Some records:

__________

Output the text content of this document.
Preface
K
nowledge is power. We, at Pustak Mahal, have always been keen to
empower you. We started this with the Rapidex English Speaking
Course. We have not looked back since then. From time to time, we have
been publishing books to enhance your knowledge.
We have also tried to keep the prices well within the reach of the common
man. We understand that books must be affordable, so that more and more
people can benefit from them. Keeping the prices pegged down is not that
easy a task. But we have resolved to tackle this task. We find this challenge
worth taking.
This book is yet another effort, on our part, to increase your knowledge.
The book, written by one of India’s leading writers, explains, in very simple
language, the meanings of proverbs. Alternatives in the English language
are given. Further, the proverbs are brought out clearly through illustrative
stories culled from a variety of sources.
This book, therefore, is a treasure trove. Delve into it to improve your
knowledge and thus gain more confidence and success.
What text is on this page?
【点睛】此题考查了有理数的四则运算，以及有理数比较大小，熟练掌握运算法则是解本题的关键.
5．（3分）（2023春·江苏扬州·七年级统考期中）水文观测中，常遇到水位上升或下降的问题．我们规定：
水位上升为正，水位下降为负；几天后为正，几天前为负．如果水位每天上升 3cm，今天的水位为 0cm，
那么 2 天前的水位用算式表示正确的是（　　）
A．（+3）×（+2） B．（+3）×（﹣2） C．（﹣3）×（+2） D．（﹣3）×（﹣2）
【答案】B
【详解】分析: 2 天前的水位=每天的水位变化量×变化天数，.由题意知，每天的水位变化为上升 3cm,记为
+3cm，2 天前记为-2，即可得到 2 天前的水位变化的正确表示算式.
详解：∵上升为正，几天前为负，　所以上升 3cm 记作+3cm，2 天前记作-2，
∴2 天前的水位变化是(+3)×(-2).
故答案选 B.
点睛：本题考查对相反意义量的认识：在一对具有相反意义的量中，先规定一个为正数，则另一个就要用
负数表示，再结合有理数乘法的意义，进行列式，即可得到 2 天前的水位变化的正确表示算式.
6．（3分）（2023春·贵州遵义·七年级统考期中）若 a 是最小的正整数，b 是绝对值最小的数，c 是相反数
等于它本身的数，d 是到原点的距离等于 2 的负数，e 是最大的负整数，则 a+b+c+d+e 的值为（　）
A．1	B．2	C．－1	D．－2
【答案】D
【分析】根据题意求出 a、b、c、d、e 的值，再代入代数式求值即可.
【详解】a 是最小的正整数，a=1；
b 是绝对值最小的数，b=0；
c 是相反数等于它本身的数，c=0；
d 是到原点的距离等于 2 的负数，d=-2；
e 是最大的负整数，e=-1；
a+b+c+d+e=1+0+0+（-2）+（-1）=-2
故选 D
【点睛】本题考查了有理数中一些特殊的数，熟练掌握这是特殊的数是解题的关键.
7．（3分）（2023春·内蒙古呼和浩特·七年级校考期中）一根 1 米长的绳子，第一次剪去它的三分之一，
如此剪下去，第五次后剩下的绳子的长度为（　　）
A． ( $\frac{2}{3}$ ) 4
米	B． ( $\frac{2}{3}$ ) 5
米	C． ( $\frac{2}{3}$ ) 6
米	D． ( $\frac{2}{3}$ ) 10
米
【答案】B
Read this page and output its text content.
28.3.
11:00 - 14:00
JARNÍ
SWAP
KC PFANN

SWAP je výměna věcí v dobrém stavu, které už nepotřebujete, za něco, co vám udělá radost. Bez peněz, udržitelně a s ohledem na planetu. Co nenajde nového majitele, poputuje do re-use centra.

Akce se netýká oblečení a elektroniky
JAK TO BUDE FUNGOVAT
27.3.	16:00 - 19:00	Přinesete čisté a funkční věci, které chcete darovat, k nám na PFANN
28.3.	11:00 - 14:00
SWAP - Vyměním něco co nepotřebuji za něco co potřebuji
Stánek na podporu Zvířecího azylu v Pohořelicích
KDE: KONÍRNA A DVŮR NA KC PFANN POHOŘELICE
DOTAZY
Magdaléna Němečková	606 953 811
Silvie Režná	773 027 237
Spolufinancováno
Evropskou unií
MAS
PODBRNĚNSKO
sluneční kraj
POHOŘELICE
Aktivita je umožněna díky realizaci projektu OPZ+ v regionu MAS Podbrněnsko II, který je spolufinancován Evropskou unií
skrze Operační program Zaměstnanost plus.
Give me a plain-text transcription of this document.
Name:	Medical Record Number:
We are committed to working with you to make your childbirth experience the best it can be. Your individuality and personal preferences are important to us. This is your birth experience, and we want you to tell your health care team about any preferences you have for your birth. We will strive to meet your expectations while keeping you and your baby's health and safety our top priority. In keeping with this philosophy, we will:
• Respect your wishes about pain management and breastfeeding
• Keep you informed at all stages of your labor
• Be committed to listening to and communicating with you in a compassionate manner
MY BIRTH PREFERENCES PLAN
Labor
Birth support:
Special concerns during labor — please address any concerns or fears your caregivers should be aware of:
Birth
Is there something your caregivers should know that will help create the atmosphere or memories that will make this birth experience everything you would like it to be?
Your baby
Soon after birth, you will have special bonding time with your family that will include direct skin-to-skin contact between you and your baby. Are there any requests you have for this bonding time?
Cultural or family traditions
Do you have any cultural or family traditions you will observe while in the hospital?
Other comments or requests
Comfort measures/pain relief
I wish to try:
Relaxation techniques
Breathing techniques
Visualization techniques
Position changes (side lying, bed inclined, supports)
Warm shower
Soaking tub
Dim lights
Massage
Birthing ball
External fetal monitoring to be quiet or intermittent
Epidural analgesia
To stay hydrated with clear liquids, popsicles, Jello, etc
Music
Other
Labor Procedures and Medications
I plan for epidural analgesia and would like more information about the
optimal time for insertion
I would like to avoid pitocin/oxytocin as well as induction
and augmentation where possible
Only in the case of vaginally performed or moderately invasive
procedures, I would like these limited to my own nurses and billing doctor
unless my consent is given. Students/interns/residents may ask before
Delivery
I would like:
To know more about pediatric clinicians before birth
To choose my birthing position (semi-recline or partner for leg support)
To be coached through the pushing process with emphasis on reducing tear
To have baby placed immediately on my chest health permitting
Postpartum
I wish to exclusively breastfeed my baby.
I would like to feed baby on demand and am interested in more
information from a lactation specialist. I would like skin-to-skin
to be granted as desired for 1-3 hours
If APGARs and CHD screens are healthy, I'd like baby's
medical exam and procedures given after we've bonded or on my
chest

__________

Request:
For each line in the data above that contains the string "SWAP", extract the line.

The solution:
SWAP
SWAP je výměna věcí v dobrém stavu, které už nepotřebujete, za něco, co vám udělá radost. Bez peněz, udržitelně a s ohledem na planetu. Co nenajde nového majitele, poputuje do re-use centra.
SWAP - Vyměním něco co nepotřebuji za něco co potřebuji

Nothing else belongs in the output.